* [THE TASK] Give the number of lines that include the word "title", and nothing else.
%%
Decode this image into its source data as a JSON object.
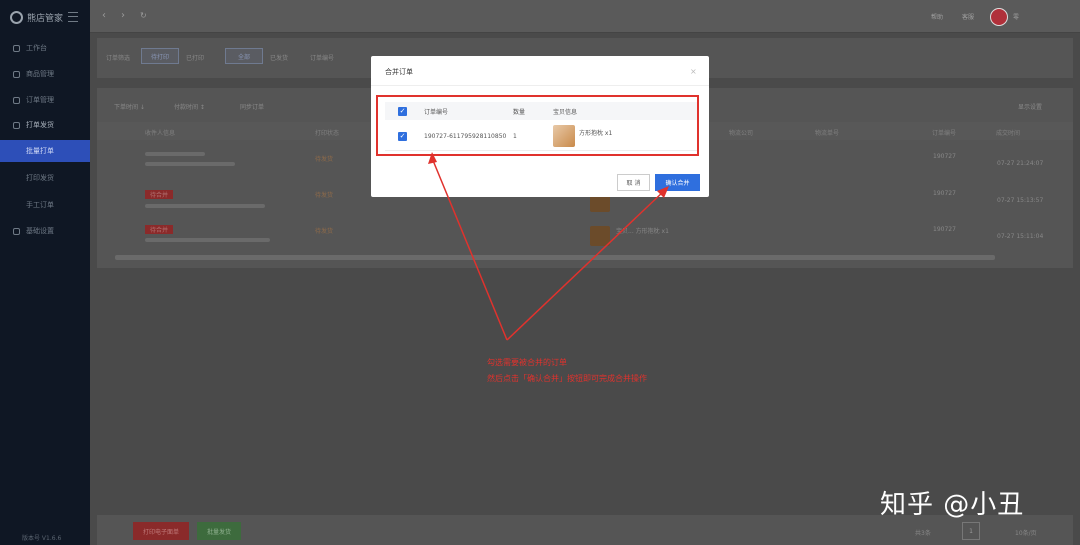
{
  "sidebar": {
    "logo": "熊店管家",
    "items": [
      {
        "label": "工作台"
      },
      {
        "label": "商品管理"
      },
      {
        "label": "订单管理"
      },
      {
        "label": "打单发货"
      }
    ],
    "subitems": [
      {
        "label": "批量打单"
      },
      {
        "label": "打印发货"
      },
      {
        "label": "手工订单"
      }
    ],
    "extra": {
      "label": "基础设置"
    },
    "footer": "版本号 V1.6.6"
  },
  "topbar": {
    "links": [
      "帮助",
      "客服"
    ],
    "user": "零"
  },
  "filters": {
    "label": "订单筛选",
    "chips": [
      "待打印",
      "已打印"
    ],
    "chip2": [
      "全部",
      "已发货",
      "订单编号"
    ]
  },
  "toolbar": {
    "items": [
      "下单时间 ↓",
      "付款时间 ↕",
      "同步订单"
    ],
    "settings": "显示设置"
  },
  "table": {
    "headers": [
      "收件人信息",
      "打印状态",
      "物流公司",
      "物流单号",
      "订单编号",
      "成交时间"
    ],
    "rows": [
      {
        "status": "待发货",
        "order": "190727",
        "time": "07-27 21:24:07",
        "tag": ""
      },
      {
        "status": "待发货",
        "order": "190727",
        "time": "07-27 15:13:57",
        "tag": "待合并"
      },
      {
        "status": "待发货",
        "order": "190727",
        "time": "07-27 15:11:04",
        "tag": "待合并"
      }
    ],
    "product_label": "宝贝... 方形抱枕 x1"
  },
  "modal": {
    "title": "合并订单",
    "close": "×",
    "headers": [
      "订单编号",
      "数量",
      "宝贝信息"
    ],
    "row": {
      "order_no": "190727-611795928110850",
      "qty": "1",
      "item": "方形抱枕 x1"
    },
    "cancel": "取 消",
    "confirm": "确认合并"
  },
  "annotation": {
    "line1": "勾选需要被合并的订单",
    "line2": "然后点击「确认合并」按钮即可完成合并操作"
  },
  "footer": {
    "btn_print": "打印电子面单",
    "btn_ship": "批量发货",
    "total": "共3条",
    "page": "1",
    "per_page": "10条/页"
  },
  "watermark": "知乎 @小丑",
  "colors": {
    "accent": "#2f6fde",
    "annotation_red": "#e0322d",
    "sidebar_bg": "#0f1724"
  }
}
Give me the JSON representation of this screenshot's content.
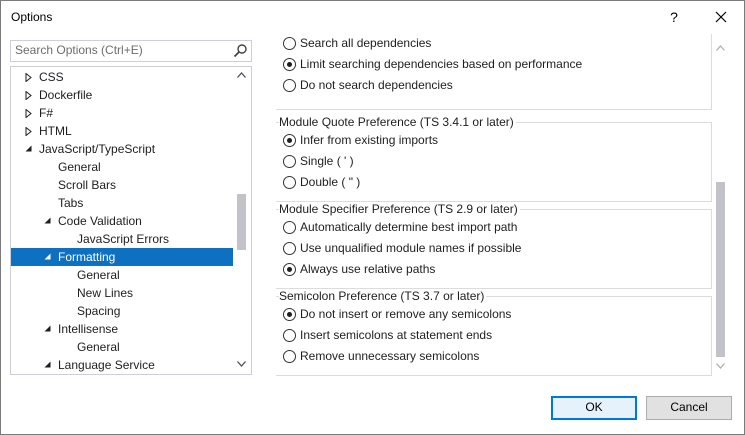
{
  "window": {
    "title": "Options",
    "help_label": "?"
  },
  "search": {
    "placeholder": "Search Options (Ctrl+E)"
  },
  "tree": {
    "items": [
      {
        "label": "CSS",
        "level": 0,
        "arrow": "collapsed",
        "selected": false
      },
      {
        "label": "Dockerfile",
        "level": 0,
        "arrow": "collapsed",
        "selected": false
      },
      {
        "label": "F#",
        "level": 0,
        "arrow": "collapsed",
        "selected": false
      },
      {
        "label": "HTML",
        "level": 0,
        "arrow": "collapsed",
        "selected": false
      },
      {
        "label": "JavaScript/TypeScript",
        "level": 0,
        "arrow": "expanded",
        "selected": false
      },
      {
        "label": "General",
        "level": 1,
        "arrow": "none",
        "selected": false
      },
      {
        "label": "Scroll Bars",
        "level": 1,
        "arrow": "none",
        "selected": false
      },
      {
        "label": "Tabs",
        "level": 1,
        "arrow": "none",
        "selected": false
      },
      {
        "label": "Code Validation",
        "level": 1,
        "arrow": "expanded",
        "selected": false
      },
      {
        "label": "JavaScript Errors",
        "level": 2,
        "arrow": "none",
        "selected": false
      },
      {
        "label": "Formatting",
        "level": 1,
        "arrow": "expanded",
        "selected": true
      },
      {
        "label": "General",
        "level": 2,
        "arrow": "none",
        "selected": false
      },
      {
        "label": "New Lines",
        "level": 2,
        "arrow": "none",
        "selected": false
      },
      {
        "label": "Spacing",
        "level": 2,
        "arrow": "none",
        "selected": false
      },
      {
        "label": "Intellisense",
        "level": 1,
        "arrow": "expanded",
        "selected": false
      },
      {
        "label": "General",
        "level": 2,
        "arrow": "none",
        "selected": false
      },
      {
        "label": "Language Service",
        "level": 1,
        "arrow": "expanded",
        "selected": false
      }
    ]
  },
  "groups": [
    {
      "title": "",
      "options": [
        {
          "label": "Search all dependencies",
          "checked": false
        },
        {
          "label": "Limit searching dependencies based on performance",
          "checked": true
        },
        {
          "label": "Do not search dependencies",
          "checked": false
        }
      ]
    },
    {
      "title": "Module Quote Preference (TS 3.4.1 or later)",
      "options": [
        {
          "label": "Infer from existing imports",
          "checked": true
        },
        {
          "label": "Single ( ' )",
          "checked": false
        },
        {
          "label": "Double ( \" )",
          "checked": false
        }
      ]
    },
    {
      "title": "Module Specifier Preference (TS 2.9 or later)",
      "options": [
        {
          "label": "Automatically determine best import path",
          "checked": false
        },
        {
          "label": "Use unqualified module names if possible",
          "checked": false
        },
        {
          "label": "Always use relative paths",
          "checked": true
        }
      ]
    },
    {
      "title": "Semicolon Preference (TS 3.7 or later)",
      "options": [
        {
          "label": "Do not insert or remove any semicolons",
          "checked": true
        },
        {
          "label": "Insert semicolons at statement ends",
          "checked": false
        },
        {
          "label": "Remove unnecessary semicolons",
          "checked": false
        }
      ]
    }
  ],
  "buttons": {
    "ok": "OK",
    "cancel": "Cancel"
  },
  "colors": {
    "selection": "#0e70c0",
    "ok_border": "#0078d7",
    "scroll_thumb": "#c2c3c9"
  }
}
%%
%%
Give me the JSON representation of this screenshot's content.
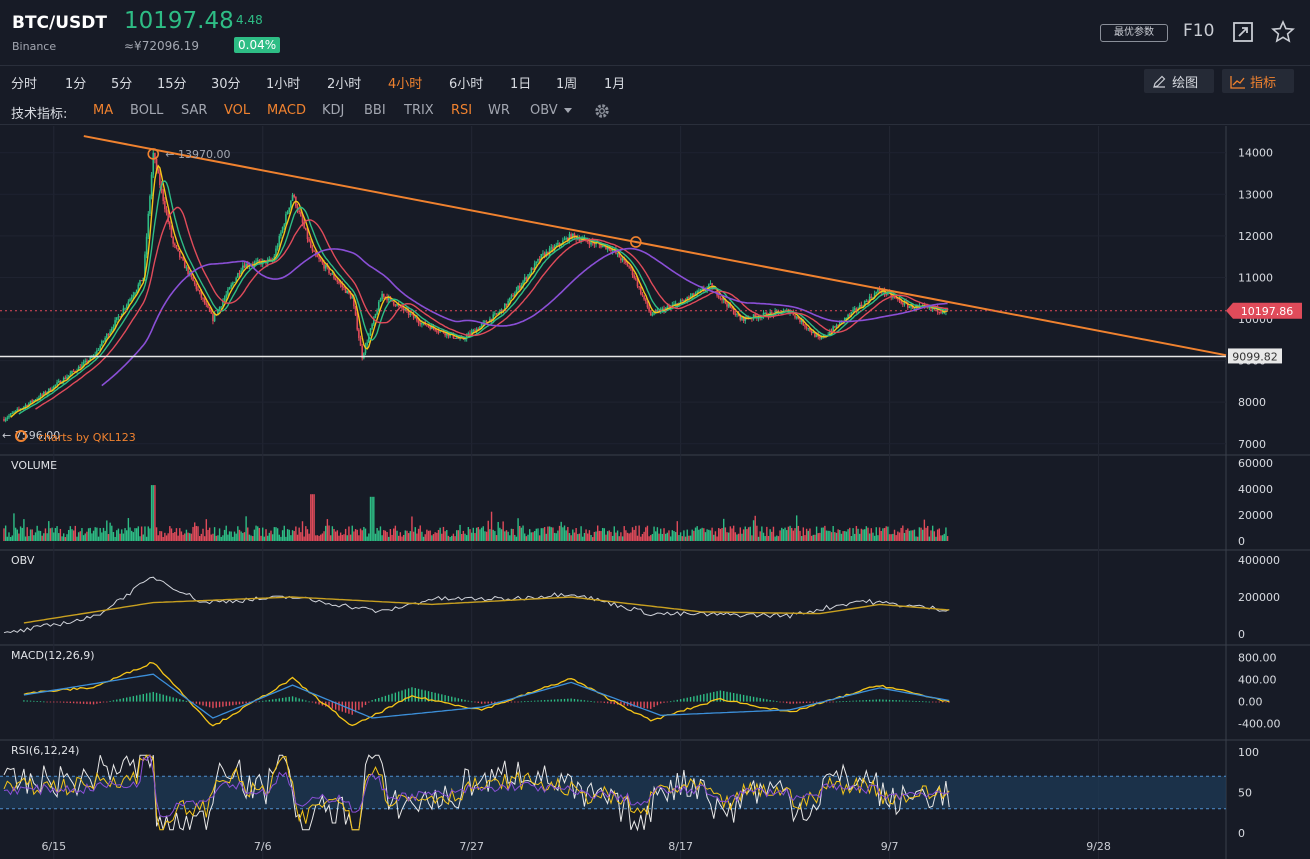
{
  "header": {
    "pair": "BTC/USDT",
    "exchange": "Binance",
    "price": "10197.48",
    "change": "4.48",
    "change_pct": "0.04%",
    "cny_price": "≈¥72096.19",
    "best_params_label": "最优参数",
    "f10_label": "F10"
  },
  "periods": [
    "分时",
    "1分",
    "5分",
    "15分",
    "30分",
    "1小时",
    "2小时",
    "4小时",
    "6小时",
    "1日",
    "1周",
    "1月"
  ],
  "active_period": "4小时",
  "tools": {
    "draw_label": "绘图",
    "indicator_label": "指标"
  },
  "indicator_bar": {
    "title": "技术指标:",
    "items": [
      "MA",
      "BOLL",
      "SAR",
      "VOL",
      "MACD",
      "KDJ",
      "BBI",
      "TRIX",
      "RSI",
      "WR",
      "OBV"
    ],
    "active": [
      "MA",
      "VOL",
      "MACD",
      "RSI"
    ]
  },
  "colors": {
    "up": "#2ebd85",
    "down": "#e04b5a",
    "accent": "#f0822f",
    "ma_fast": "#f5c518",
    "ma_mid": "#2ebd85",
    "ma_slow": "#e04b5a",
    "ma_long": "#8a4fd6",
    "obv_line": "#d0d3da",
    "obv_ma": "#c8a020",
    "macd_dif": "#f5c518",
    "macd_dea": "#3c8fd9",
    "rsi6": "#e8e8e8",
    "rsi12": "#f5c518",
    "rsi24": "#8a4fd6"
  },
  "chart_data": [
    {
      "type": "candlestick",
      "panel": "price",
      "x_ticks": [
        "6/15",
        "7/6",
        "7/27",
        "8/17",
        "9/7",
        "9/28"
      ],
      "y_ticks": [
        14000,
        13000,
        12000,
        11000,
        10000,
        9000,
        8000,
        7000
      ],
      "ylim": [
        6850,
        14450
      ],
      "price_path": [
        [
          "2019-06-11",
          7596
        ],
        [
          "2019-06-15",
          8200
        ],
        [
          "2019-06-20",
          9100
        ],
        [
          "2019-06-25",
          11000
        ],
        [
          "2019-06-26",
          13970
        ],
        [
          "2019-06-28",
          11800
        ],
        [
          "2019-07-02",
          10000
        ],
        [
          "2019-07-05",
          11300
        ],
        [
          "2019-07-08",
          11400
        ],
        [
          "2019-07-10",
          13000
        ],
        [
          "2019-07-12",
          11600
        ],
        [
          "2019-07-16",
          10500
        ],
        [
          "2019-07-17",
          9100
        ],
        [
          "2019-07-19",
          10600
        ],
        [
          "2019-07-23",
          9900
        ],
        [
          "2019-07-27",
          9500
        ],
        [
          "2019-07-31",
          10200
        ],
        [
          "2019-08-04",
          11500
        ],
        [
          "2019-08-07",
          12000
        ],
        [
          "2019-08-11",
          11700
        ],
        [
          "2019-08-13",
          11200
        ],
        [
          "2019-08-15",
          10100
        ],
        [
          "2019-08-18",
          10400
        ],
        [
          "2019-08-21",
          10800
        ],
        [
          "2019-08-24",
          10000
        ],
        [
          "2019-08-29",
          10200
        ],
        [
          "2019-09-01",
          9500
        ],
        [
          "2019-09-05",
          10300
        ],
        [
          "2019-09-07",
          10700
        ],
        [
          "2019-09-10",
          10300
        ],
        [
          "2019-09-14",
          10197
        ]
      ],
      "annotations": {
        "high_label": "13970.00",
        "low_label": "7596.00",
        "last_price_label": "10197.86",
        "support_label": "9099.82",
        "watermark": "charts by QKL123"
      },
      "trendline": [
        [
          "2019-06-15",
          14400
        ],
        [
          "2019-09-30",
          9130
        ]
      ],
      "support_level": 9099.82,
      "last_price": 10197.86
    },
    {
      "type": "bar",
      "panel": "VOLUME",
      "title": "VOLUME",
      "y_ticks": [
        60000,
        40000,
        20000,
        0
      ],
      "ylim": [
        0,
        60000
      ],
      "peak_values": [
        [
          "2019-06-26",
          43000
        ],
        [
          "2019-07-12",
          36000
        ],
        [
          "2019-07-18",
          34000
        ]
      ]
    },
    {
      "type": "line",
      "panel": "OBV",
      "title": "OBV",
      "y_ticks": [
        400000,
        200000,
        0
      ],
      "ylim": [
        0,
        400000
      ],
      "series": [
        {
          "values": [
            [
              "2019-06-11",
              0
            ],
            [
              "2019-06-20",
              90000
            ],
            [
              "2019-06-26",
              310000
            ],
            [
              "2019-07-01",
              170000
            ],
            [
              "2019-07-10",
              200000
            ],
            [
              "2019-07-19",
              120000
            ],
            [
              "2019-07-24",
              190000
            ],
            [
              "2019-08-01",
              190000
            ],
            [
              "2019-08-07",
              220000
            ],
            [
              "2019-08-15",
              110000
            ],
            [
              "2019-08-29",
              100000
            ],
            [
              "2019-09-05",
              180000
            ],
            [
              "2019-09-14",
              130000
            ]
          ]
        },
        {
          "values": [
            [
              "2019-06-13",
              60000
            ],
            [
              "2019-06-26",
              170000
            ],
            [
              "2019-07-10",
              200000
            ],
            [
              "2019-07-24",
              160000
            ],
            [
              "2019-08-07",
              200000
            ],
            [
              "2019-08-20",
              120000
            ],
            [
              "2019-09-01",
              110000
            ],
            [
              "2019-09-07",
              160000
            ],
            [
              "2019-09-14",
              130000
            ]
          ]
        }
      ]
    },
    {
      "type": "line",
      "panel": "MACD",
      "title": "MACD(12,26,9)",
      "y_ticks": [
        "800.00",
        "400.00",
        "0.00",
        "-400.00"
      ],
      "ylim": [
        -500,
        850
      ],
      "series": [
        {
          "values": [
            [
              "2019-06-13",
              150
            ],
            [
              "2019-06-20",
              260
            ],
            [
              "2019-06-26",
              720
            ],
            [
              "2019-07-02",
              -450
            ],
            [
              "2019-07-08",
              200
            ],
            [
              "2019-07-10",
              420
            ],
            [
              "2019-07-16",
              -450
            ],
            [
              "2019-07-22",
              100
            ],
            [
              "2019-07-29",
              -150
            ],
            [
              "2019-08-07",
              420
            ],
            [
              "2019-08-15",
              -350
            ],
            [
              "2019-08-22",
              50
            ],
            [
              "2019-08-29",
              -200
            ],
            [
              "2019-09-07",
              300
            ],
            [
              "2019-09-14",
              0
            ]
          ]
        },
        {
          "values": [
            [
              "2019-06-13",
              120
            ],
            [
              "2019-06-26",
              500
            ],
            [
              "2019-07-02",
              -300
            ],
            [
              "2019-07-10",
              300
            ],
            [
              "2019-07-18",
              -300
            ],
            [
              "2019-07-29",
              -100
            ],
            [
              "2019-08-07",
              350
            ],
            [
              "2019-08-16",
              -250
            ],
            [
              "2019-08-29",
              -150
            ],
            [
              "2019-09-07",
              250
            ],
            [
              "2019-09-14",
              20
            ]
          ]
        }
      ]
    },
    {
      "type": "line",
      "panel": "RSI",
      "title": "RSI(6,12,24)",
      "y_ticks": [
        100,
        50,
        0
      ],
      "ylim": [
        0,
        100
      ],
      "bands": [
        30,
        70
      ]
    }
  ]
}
%%
* [ANSWER TO THE TASK] 11